Direction → Reproduce the records below exactly as they appear.

* start Entries *

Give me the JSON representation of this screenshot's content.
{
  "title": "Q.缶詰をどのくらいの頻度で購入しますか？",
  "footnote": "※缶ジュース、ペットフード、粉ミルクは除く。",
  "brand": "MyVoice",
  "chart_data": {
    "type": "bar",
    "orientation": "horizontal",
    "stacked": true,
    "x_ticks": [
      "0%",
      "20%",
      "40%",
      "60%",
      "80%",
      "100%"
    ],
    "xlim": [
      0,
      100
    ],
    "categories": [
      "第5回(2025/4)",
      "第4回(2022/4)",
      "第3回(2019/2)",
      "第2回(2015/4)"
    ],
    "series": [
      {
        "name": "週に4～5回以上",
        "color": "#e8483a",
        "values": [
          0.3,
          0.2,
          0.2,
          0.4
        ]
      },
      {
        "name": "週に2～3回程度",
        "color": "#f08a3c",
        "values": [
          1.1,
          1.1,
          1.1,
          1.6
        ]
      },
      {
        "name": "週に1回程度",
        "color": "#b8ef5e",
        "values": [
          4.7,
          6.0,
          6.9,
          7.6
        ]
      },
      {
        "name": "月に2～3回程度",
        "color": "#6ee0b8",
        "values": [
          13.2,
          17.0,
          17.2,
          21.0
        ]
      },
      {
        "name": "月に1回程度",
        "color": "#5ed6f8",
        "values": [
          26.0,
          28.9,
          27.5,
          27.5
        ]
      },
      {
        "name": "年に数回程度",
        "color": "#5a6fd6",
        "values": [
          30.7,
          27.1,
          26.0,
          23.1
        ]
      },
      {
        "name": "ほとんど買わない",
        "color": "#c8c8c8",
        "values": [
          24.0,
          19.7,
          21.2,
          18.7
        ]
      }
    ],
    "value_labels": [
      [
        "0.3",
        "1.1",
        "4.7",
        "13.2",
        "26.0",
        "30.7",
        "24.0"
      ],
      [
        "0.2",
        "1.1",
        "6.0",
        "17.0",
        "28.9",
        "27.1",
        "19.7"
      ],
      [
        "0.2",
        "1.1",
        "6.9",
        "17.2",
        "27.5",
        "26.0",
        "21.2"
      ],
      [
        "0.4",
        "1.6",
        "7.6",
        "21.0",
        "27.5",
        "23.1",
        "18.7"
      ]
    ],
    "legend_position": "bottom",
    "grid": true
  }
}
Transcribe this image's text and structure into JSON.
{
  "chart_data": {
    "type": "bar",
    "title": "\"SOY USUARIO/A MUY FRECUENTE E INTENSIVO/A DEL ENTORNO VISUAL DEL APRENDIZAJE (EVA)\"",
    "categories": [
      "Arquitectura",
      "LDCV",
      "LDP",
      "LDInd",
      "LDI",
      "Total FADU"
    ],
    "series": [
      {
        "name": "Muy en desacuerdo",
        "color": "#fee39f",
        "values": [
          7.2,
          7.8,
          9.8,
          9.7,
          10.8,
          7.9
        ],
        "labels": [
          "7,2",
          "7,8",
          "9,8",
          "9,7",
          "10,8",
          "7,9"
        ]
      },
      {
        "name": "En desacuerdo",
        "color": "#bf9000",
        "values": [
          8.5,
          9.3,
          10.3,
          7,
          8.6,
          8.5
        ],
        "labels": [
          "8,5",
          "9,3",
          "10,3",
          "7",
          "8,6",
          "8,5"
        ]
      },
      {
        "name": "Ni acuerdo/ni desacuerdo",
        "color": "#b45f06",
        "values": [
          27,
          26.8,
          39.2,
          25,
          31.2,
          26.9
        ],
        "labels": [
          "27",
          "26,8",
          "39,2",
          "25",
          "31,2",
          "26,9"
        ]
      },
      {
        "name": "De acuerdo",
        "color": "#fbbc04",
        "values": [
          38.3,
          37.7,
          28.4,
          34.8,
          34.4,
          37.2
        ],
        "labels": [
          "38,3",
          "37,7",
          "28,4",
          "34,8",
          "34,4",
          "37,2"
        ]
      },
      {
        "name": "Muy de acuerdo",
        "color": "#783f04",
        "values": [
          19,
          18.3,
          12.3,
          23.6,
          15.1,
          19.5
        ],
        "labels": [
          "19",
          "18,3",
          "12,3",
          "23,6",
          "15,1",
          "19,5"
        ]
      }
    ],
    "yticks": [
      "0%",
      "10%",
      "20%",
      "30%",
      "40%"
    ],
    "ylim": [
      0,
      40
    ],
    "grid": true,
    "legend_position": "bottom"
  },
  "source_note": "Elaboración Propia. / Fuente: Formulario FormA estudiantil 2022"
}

* end Entries *

Answer below →
Give me the JSON representation of this screenshot's content.
{
  "title": "Q.缶詰をどのくらいの頻度で購入しますか？",
  "footnote": "※缶ジュース、ペットフード、粉ミルクは除く。",
  "brand": "MyVoice",
  "chart_data": {
    "type": "bar",
    "orientation": "horizontal",
    "stacked": true,
    "x_ticks": [
      "0%",
      "20%",
      "40%",
      "60%",
      "80%",
      "100%"
    ],
    "xlim": [
      0,
      100
    ],
    "categories": [
      "第5回(2025/4)",
      "第4回(2022/4)",
      "第3回(2019/2)",
      "第2回(2015/4)"
    ],
    "series": [
      {
        "name": "週に4～5回以上",
        "color": "#e8483a",
        "values": [
          0.3,
          0.2,
          0.2,
          0.4
        ]
      },
      {
        "name": "週に2～3回程度",
        "color": "#f08a3c",
        "values": [
          1.1,
          1.1,
          1.1,
          1.6
        ]
      },
      {
        "name": "週に1回程度",
        "color": "#b8ef5e",
        "values": [
          4.7,
          6.0,
          6.9,
          7.6
        ]
      },
      {
        "name": "月に2～3回程度",
        "color": "#6ee0b8",
        "values": [
          13.2,
          17.0,
          17.2,
          21.0
        ]
      },
      {
        "name": "月に1回程度",
        "color": "#5ed6f8",
        "values": [
          26.0,
          28.9,
          27.5,
          27.5
        ]
      },
      {
        "name": "年に数回程度",
        "color": "#5a6fd6",
        "values": [
          30.7,
          27.1,
          26.0,
          23.1
        ]
      },
      {
        "name": "ほとんど買わない",
        "color": "#c8c8c8",
        "values": [
          24.0,
          19.7,
          21.2,
          18.7
        ]
      }
    ],
    "value_labels": [
      [
        "0.3",
        "1.1",
        "4.7",
        "13.2",
        "26.0",
        "30.7",
        "24.0"
      ],
      [
        "0.2",
        "1.1",
        "6.0",
        "17.0",
        "28.9",
        "27.1",
        "19.7"
      ],
      [
        "0.2",
        "1.1",
        "6.9",
        "17.2",
        "27.5",
        "26.0",
        "21.2"
      ],
      [
        "0.4",
        "1.6",
        "7.6",
        "21.0",
        "27.5",
        "23.1",
        "18.7"
      ]
    ],
    "legend_position": "bottom",
    "grid": true
  }
}
Transcribe this image's text and structure into JSON.
{
  "chart_data": {
    "type": "bar",
    "title": "\"SOY USUARIO/A MUY FRECUENTE E INTENSIVO/A DEL ENTORNO VISUAL DEL APRENDIZAJE (EVA)\"",
    "categories": [
      "Arquitectura",
      "LDCV",
      "LDP",
      "LDInd",
      "LDI",
      "Total FADU"
    ],
    "series": [
      {
        "name": "Muy en desacuerdo",
        "color": "#fee39f",
        "values": [
          7.2,
          7.8,
          9.8,
          9.7,
          10.8,
          7.9
        ],
        "labels": [
          "7,2",
          "7,8",
          "9,8",
          "9,7",
          "10,8",
          "7,9"
        ]
      },
      {
        "name": "En desacuerdo",
        "color": "#bf9000",
        "values": [
          8.5,
          9.3,
          10.3,
          7,
          8.6,
          8.5
        ],
        "labels": [
          "8,5",
          "9,3",
          "10,3",
          "7",
          "8,6",
          "8,5"
        ]
      },
      {
        "name": "Ni acuerdo/ni desacuerdo",
        "color": "#b45f06",
        "values": [
          27,
          26.8,
          39.2,
          25,
          31.2,
          26.9
        ],
        "labels": [
          "27",
          "26,8",
          "39,2",
          "25",
          "31,2",
          "26,9"
        ]
      },
      {
        "name": "De acuerdo",
        "color": "#fbbc04",
        "values": [
          38.3,
          37.7,
          28.4,
          34.8,
          34.4,
          37.2
        ],
        "labels": [
          "38,3",
          "37,7",
          "28,4",
          "34,8",
          "34,4",
          "37,2"
        ]
      },
      {
        "name": "Muy de acuerdo",
        "color": "#783f04",
        "values": [
          19,
          18.3,
          12.3,
          23.6,
          15.1,
          19.5
        ],
        "labels": [
          "19",
          "18,3",
          "12,3",
          "23,6",
          "15,1",
          "19,5"
        ]
      }
    ],
    "yticks": [
      "0%",
      "10%",
      "20%",
      "30%",
      "40%"
    ],
    "ylim": [
      0,
      40
    ],
    "grid": true,
    "legend_position": "bottom"
  },
  "source_note": "Elaboración Propia. / Fuente: Formulario FormA estudiantil 2022"
}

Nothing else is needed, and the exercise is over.